- WORK TO BE COMPLETED -
Restate the material word for word and leave out anything that is a picture.

- INPUT ROWS -
'''
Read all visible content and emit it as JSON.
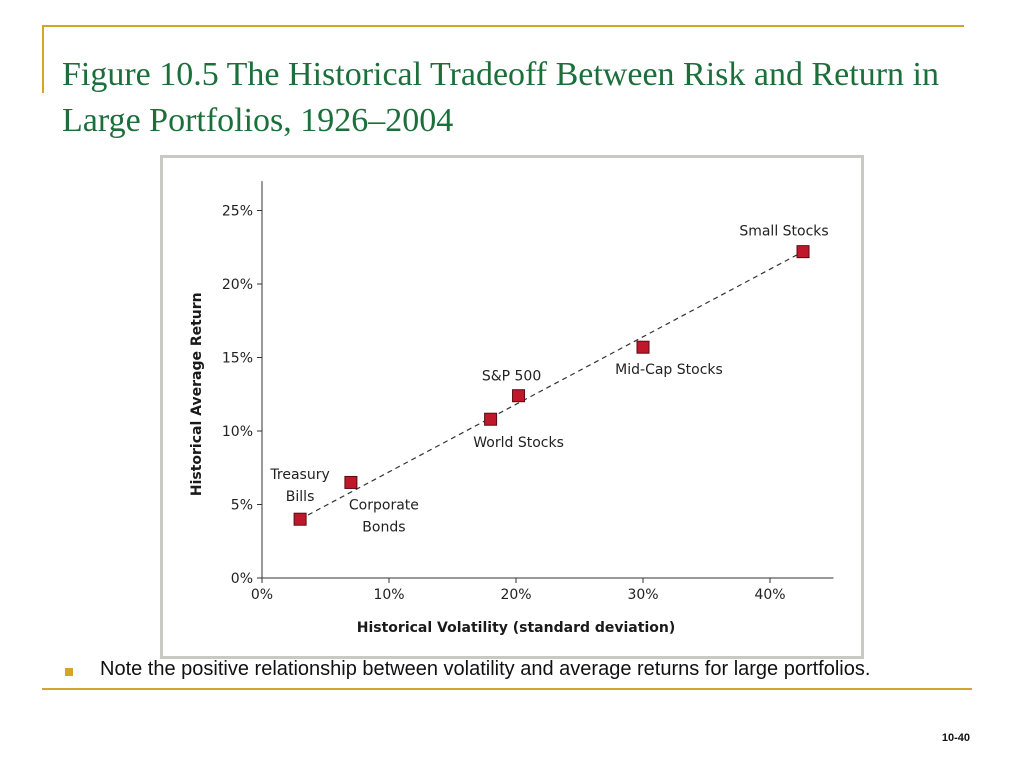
{
  "slide": {
    "title": "Figure 10.5  The Historical Tradeoff Between Risk and Return in Large Portfolios, 1926–2004",
    "bullet": "Note the positive relationship between volatility and average returns for large portfolios.",
    "page_number": "10-40",
    "accent_color": "#d4a52c",
    "title_color": "#1c6f3b"
  },
  "chart_data": {
    "type": "scatter",
    "title": "",
    "xlabel": "Historical Volatility (standard deviation)",
    "ylabel": "Historical Average Return",
    "xlim": [
      0,
      45
    ],
    "ylim": [
      0,
      27
    ],
    "x_ticks": [
      {
        "value": 0,
        "label": "0%"
      },
      {
        "value": 10,
        "label": "10%"
      },
      {
        "value": 20,
        "label": "20%"
      },
      {
        "value": 30,
        "label": "30%"
      },
      {
        "value": 40,
        "label": "40%"
      }
    ],
    "y_ticks": [
      {
        "value": 0,
        "label": "0%"
      },
      {
        "value": 5,
        "label": "5%"
      },
      {
        "value": 10,
        "label": "10%"
      },
      {
        "value": 15,
        "label": "15%"
      },
      {
        "value": 20,
        "label": "20%"
      },
      {
        "value": 25,
        "label": "25%"
      }
    ],
    "points": [
      {
        "label": "Treasury Bills",
        "x": 3.0,
        "y": 4.0
      },
      {
        "label": "Corporate Bonds",
        "x": 7.0,
        "y": 6.5
      },
      {
        "label": "World Stocks",
        "x": 18.0,
        "y": 10.8
      },
      {
        "label": "S&P 500",
        "x": 20.2,
        "y": 12.4
      },
      {
        "label": "Mid-Cap Stocks",
        "x": 30.0,
        "y": 15.7
      },
      {
        "label": "Small Stocks",
        "x": 42.6,
        "y": 22.2
      }
    ],
    "trend_line": {
      "style": "dashed",
      "from": {
        "x": 3.0,
        "y": 4.0
      },
      "to": {
        "x": 42.6,
        "y": 22.2
      }
    },
    "marker_color": "#c0182b",
    "grid": false
  }
}
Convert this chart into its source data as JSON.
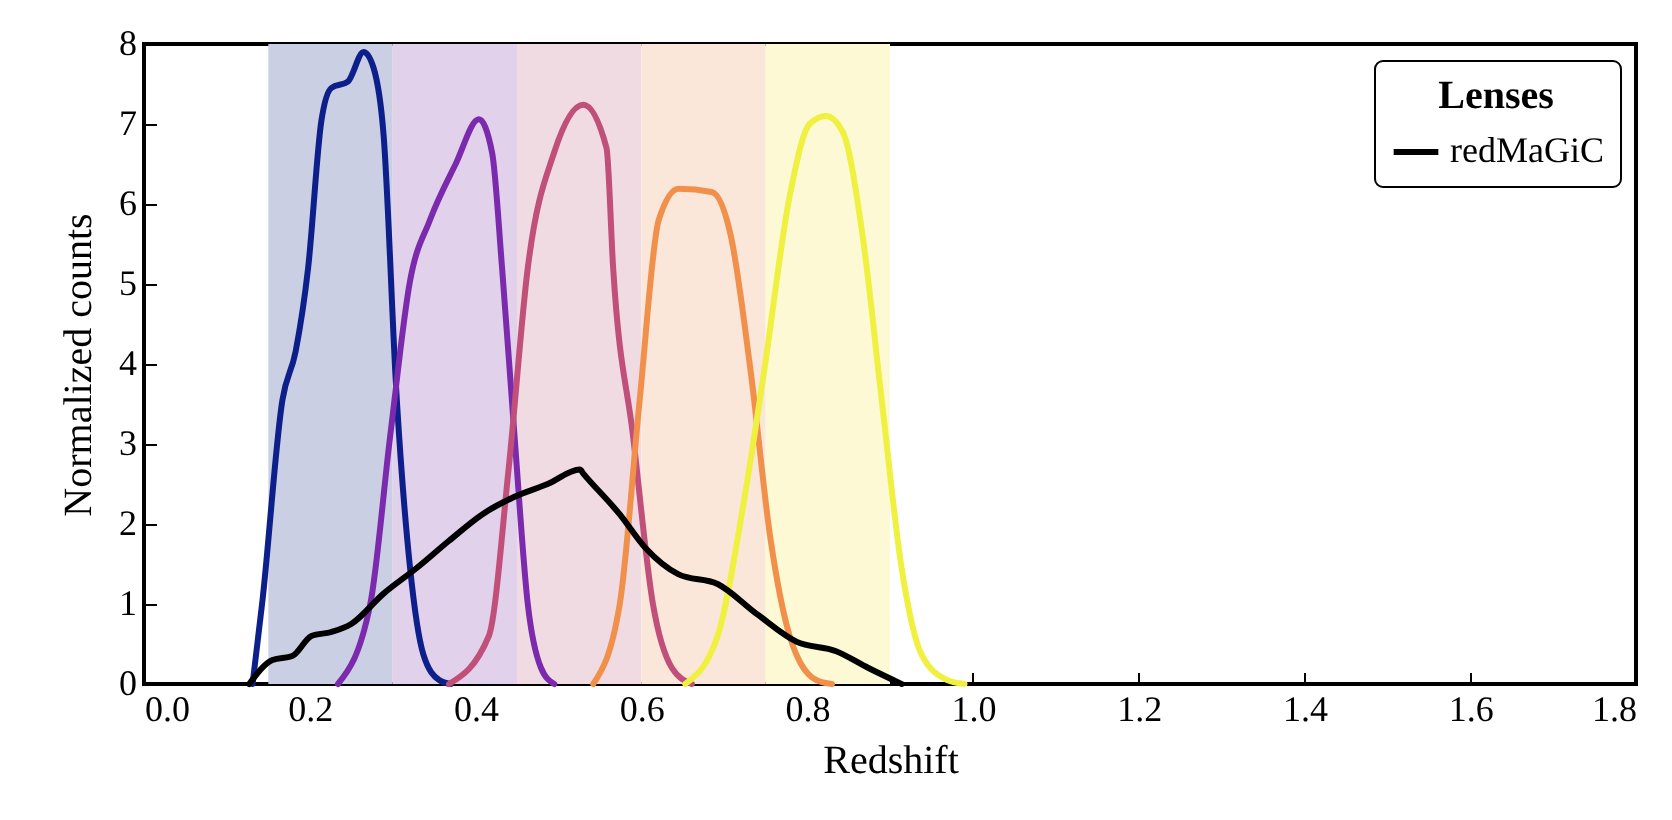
{
  "chart_data": {
    "type": "line",
    "xlabel": "Redshift",
    "ylabel": "Normalized counts",
    "legend_title": "Lenses",
    "legend": "top right",
    "grid": false,
    "line_style": "solid",
    "marker": "none",
    "xlim": [
      0,
      1.8
    ],
    "xticks": [
      {
        "value": 0,
        "label": "0.0"
      },
      0.2,
      0.4,
      0.6,
      0.8,
      {
        "value": 1,
        "label": "1.0"
      },
      1.2,
      1.4,
      1.6,
      1.8
    ],
    "ylim": [
      0,
      8
    ],
    "yticks": [
      0,
      1,
      2,
      3,
      4,
      5,
      6,
      7,
      8
    ],
    "bands": [
      {
        "axis": "x",
        "from": 0.15,
        "to": 0.3,
        "color": "#cbcfe3"
      },
      {
        "axis": "x",
        "from": 0.3,
        "to": 0.45,
        "color": "#e2d1ea"
      },
      {
        "axis": "x",
        "from": 0.45,
        "to": 0.6,
        "color": "#f1dbe3"
      },
      {
        "axis": "x",
        "from": 0.6,
        "to": 0.75,
        "color": "#fae7da"
      },
      {
        "axis": "x",
        "from": 0.75,
        "to": 0.9,
        "color": "#fdf9d5"
      }
    ],
    "series": [
      {
        "color": "#0d1f8a",
        "x": [
          0.131,
          0.143,
          0.167,
          0.183,
          0.198,
          0.214,
          0.226,
          0.246,
          0.265,
          0.277,
          0.289,
          0.305,
          0.321,
          0.337,
          0.356,
          0.37
        ],
        "values": [
          0,
          1.05,
          3.55,
          4.16,
          5.2,
          7.04,
          7.45,
          7.53,
          7.9,
          7.7,
          6.87,
          3.55,
          1.45,
          0.37,
          0.05,
          0
        ]
      },
      {
        "color": "#7b2aad",
        "x": [
          0.234,
          0.273,
          0.297,
          0.321,
          0.345,
          0.376,
          0.404,
          0.42,
          0.432,
          0.447,
          0.463,
          0.479,
          0.495
        ],
        "values": [
          0,
          1.0,
          3.1,
          5.04,
          5.8,
          6.5,
          7.06,
          6.64,
          5.2,
          3.1,
          1.0,
          0.2,
          0
        ]
      },
      {
        "color": "#c0507a",
        "x": [
          0.368,
          0.416,
          0.44,
          0.463,
          0.495,
          0.53,
          0.558,
          0.566,
          0.59,
          0.614,
          0.637,
          0.661
        ],
        "values": [
          0,
          0.6,
          2.7,
          5.2,
          6.65,
          7.24,
          6.7,
          5.2,
          3.1,
          1.0,
          0.2,
          0
        ]
      },
      {
        "color": "#f0904a",
        "x": [
          0.542,
          0.574,
          0.598,
          0.621,
          0.645,
          0.685,
          0.708,
          0.732,
          0.756,
          0.779,
          0.811,
          0.83
        ],
        "values": [
          0,
          1.0,
          3.55,
          5.8,
          6.19,
          6.15,
          5.6,
          3.9,
          1.8,
          0.6,
          0.05,
          0
        ]
      },
      {
        "color": "#f0f040",
        "x": [
          0.653,
          0.692,
          0.724,
          0.748,
          0.779,
          0.803,
          0.823,
          0.843,
          0.867,
          0.89,
          0.914,
          0.938,
          0.969,
          0.99
        ],
        "values": [
          0,
          0.6,
          2.3,
          3.9,
          6.1,
          7.0,
          7.1,
          6.9,
          5.6,
          3.55,
          1.45,
          0.37,
          0.05,
          0
        ]
      },
      {
        "name": "redMaGiC",
        "color": "#000000",
        "x": [
          0.127,
          0.155,
          0.179,
          0.202,
          0.226,
          0.25,
          0.289,
          0.329,
          0.368,
          0.408,
          0.447,
          0.487,
          0.526,
          0.53,
          0.574,
          0.605,
          0.645,
          0.692,
          0.74,
          0.787,
          0.835,
          0.874,
          0.914
        ],
        "values": [
          0,
          0.3,
          0.35,
          0.6,
          0.65,
          0.75,
          1.13,
          1.45,
          1.79,
          2.12,
          2.34,
          2.5,
          2.68,
          2.63,
          2.12,
          1.7,
          1.37,
          1.25,
          0.87,
          0.53,
          0.41,
          0.2,
          0
        ]
      }
    ]
  }
}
'''
- SOLVED PROBLEM -
Read all visible content and emit it as JSON.
{
  "slide": {
    "title": "Figure 10.5  The Historical Tradeoff Between Risk and Return in Large Portfolios, 1926–2004",
    "bullet": "Note the positive relationship between volatility and average returns for large portfolios.",
    "page_number": "10-40",
    "accent_color": "#d4a52c",
    "title_color": "#1c6f3b"
  },
  "chart_data": {
    "type": "scatter",
    "title": "",
    "xlabel": "Historical Volatility (standard deviation)",
    "ylabel": "Historical Average Return",
    "xlim": [
      0,
      45
    ],
    "ylim": [
      0,
      27
    ],
    "x_ticks": [
      {
        "value": 0,
        "label": "0%"
      },
      {
        "value": 10,
        "label": "10%"
      },
      {
        "value": 20,
        "label": "20%"
      },
      {
        "value": 30,
        "label": "30%"
      },
      {
        "value": 40,
        "label": "40%"
      }
    ],
    "y_ticks": [
      {
        "value": 0,
        "label": "0%"
      },
      {
        "value": 5,
        "label": "5%"
      },
      {
        "value": 10,
        "label": "10%"
      },
      {
        "value": 15,
        "label": "15%"
      },
      {
        "value": 20,
        "label": "20%"
      },
      {
        "value": 25,
        "label": "25%"
      }
    ],
    "points": [
      {
        "label": "Treasury Bills",
        "x": 3.0,
        "y": 4.0
      },
      {
        "label": "Corporate Bonds",
        "x": 7.0,
        "y": 6.5
      },
      {
        "label": "World Stocks",
        "x": 18.0,
        "y": 10.8
      },
      {
        "label": "S&P 500",
        "x": 20.2,
        "y": 12.4
      },
      {
        "label": "Mid-Cap Stocks",
        "x": 30.0,
        "y": 15.7
      },
      {
        "label": "Small Stocks",
        "x": 42.6,
        "y": 22.2
      }
    ],
    "trend_line": {
      "style": "dashed",
      "from": {
        "x": 3.0,
        "y": 4.0
      },
      "to": {
        "x": 42.6,
        "y": 22.2
      }
    },
    "marker_color": "#c0182b",
    "grid": false
  }
}
Convert this chart into its source data as JSON.
{
  "chart_data": {
    "type": "line",
    "xlabel": "Redshift",
    "ylabel": "Normalized counts",
    "legend_title": "Lenses",
    "legend": "top right",
    "grid": false,
    "line_style": "solid",
    "marker": "none",
    "xlim": [
      0,
      1.8
    ],
    "xticks": [
      {
        "value": 0,
        "label": "0.0"
      },
      0.2,
      0.4,
      0.6,
      0.8,
      {
        "value": 1,
        "label": "1.0"
      },
      1.2,
      1.4,
      1.6,
      1.8
    ],
    "ylim": [
      0,
      8
    ],
    "yticks": [
      0,
      1,
      2,
      3,
      4,
      5,
      6,
      7,
      8
    ],
    "bands": [
      {
        "axis": "x",
        "from": 0.15,
        "to": 0.3,
        "color": "#cbcfe3"
      },
      {
        "axis": "x",
        "from": 0.3,
        "to": 0.45,
        "color": "#e2d1ea"
      },
      {
        "axis": "x",
        "from": 0.45,
        "to": 0.6,
        "color": "#f1dbe3"
      },
      {
        "axis": "x",
        "from": 0.6,
        "to": 0.75,
        "color": "#fae7da"
      },
      {
        "axis": "x",
        "from": 0.75,
        "to": 0.9,
        "color": "#fdf9d5"
      }
    ],
    "series": [
      {
        "color": "#0d1f8a",
        "x": [
          0.131,
          0.143,
          0.167,
          0.183,
          0.198,
          0.214,
          0.226,
          0.246,
          0.265,
          0.277,
          0.289,
          0.305,
          0.321,
          0.337,
          0.356,
          0.37
        ],
        "values": [
          0,
          1.05,
          3.55,
          4.16,
          5.2,
          7.04,
          7.45,
          7.53,
          7.9,
          7.7,
          6.87,
          3.55,
          1.45,
          0.37,
          0.05,
          0
        ]
      },
      {
        "color": "#7b2aad",
        "x": [
          0.234,
          0.273,
          0.297,
          0.321,
          0.345,
          0.376,
          0.404,
          0.42,
          0.432,
          0.447,
          0.463,
          0.479,
          0.495
        ],
        "values": [
          0,
          1.0,
          3.1,
          5.04,
          5.8,
          6.5,
          7.06,
          6.64,
          5.2,
          3.1,
          1.0,
          0.2,
          0
        ]
      },
      {
        "color": "#c0507a",
        "x": [
          0.368,
          0.416,
          0.44,
          0.463,
          0.495,
          0.53,
          0.558,
          0.566,
          0.59,
          0.614,
          0.637,
          0.661
        ],
        "values": [
          0,
          0.6,
          2.7,
          5.2,
          6.65,
          7.24,
          6.7,
          5.2,
          3.1,
          1.0,
          0.2,
          0
        ]
      },
      {
        "color": "#f0904a",
        "x": [
          0.542,
          0.574,
          0.598,
          0.621,
          0.645,
          0.685,
          0.708,
          0.732,
          0.756,
          0.779,
          0.811,
          0.83
        ],
        "values": [
          0,
          1.0,
          3.55,
          5.8,
          6.19,
          6.15,
          5.6,
          3.9,
          1.8,
          0.6,
          0.05,
          0
        ]
      },
      {
        "color": "#f0f040",
        "x": [
          0.653,
          0.692,
          0.724,
          0.748,
          0.779,
          0.803,
          0.823,
          0.843,
          0.867,
          0.89,
          0.914,
          0.938,
          0.969,
          0.99
        ],
        "values": [
          0,
          0.6,
          2.3,
          3.9,
          6.1,
          7.0,
          7.1,
          6.9,
          5.6,
          3.55,
          1.45,
          0.37,
          0.05,
          0
        ]
      },
      {
        "name": "redMaGiC",
        "color": "#000000",
        "x": [
          0.127,
          0.155,
          0.179,
          0.202,
          0.226,
          0.25,
          0.289,
          0.329,
          0.368,
          0.408,
          0.447,
          0.487,
          0.526,
          0.53,
          0.574,
          0.605,
          0.645,
          0.692,
          0.74,
          0.787,
          0.835,
          0.874,
          0.914
        ],
        "values": [
          0,
          0.3,
          0.35,
          0.6,
          0.65,
          0.75,
          1.13,
          1.45,
          1.79,
          2.12,
          2.34,
          2.5,
          2.68,
          2.63,
          2.12,
          1.7,
          1.37,
          1.25,
          0.87,
          0.53,
          0.41,
          0.2,
          0
        ]
      }
    ]
  }
}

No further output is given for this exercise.